Retype the records below word for word and omit any image.

"""

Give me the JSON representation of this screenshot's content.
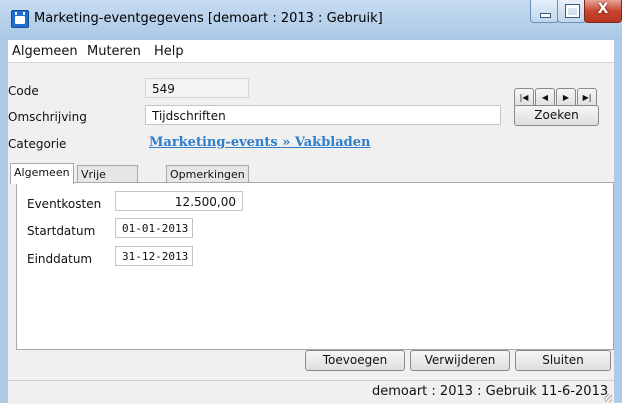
{
  "window": {
    "title": "Marketing-eventgegevens [demoart : 2013 : Gebruik]",
    "close_glyph": "X"
  },
  "menu": [
    {
      "label": "Algemeen"
    },
    {
      "label": "Muteren"
    },
    {
      "label": "Help"
    }
  ],
  "form": {
    "code_label": "Code",
    "code_value": "549",
    "omschrijving_label": "Omschrijving",
    "omschrijving_value": "Tijdschriften",
    "categorie_label": "Categorie",
    "categorie_link": "Marketing-events » Vakbladen"
  },
  "nav": {
    "first": "|◀",
    "prev": "◀",
    "next": "▶",
    "last": "▶|"
  },
  "buttons": {
    "zoeken": "Zoeken",
    "toevoegen": "Toevoegen",
    "verwijderen": "Verwijderen",
    "sluiten": "Sluiten"
  },
  "tabs": [
    {
      "label": "Algemeen",
      "active": true
    },
    {
      "label": "Vrije rubrieken",
      "active": false
    },
    {
      "label": "Opmerkingen",
      "active": false
    }
  ],
  "tab_fields": {
    "eventkosten_label": "Eventkosten",
    "eventkosten_value": "12.500,00",
    "startdatum_label": "Startdatum",
    "startdatum_value": "01-01-2013",
    "einddatum_label": "Einddatum",
    "einddatum_value": "31-12-2013"
  },
  "status": {
    "text": "demoart : 2013 : Gebruik  11-6-2013"
  }
}
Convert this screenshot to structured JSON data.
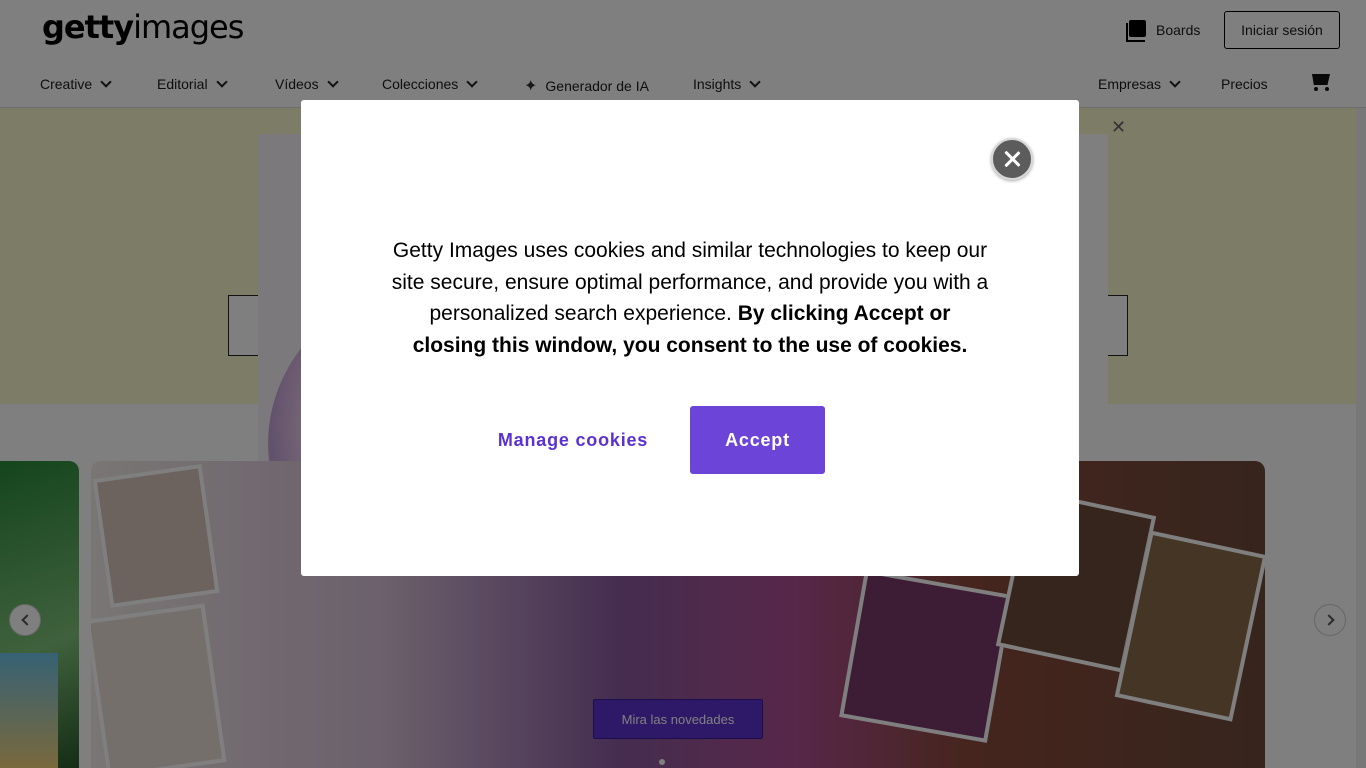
{
  "header": {
    "logo_bold": "getty",
    "logo_light": "images",
    "boards_label": "Boards",
    "login_label": "Iniciar sesión"
  },
  "nav": {
    "creative": "Creative",
    "editorial": "Editorial",
    "videos": "Vídeos",
    "colecciones": "Colecciones",
    "ai_generator": "Generador de IA",
    "insights": "Insights",
    "empresas": "Empresas",
    "precios": "Precios"
  },
  "hero": {
    "close_glyph": "✕"
  },
  "carousel": {
    "cta_label": "Mira las novedades"
  },
  "cookie_modal": {
    "text_plain": "Getty Images uses cookies and similar technologies to keep our site secure, ensure optimal performance, and provide you with a personalized search experience. ",
    "text_bold": "By clicking Accept or closing this window, you consent to the use of cookies.",
    "manage_label": "Manage cookies",
    "accept_label": "Accept"
  },
  "colors": {
    "accent": "#6c44d8",
    "link": "#5b32d1",
    "hero_bg": "#f8f8cf"
  },
  "icons": {
    "boards": "boards-icon",
    "cart": "cart-icon",
    "ai_spark": "sparkle-icon",
    "modal_close": "close-icon",
    "chevron": "chevron-down-icon"
  }
}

"""

#### [WORKED ANSWER]
Give me the JSON representation of this screenshot's content.
{
  "window": {
    "title": "Marketing-eventgegevens [demoart : 2013 : Gebruik]",
    "close_glyph": "X"
  },
  "menu": [
    {
      "label": "Algemeen"
    },
    {
      "label": "Muteren"
    },
    {
      "label": "Help"
    }
  ],
  "form": {
    "code_label": "Code",
    "code_value": "549",
    "omschrijving_label": "Omschrijving",
    "omschrijving_value": "Tijdschriften",
    "categorie_label": "Categorie",
    "categorie_link": "Marketing-events » Vakbladen"
  },
  "nav": {
    "first": "|◀",
    "prev": "◀",
    "next": "▶",
    "last": "▶|"
  },
  "buttons": {
    "zoeken": "Zoeken",
    "toevoegen": "Toevoegen",
    "verwijderen": "Verwijderen",
    "sluiten": "Sluiten"
  },
  "tabs": [
    {
      "label": "Algemeen",
      "active": true
    },
    {
      "label": "Vrije rubrieken",
      "active": false
    },
    {
      "label": "Opmerkingen",
      "active": false
    }
  ],
  "tab_fields": {
    "eventkosten_label": "Eventkosten",
    "eventkosten_value": "12.500,00",
    "startdatum_label": "Startdatum",
    "startdatum_value": "01-01-2013",
    "einddatum_label": "Einddatum",
    "einddatum_value": "31-12-2013"
  },
  "status": {
    "text": "demoart : 2013 : Gebruik  11-6-2013"
  }
}
Convert this screenshot to structured JSON data.
{
  "header": {
    "logo_bold": "getty",
    "logo_light": "images",
    "boards_label": "Boards",
    "login_label": "Iniciar sesión"
  },
  "nav": {
    "creative": "Creative",
    "editorial": "Editorial",
    "videos": "Vídeos",
    "colecciones": "Colecciones",
    "ai_generator": "Generador de IA",
    "insights": "Insights",
    "empresas": "Empresas",
    "precios": "Precios"
  },
  "hero": {
    "close_glyph": "✕"
  },
  "carousel": {
    "cta_label": "Mira las novedades"
  },
  "cookie_modal": {
    "text_plain": "Getty Images uses cookies and similar technologies to keep our site secure, ensure optimal performance, and provide you with a personalized search experience. ",
    "text_bold": "By clicking Accept or closing this window, you consent to the use of cookies.",
    "manage_label": "Manage cookies",
    "accept_label": "Accept"
  },
  "colors": {
    "accent": "#6c44d8",
    "link": "#5b32d1",
    "hero_bg": "#f8f8cf"
  },
  "icons": {
    "boards": "boards-icon",
    "cart": "cart-icon",
    "ai_spark": "sparkle-icon",
    "modal_close": "close-icon",
    "chevron": "chevron-down-icon"
  }
}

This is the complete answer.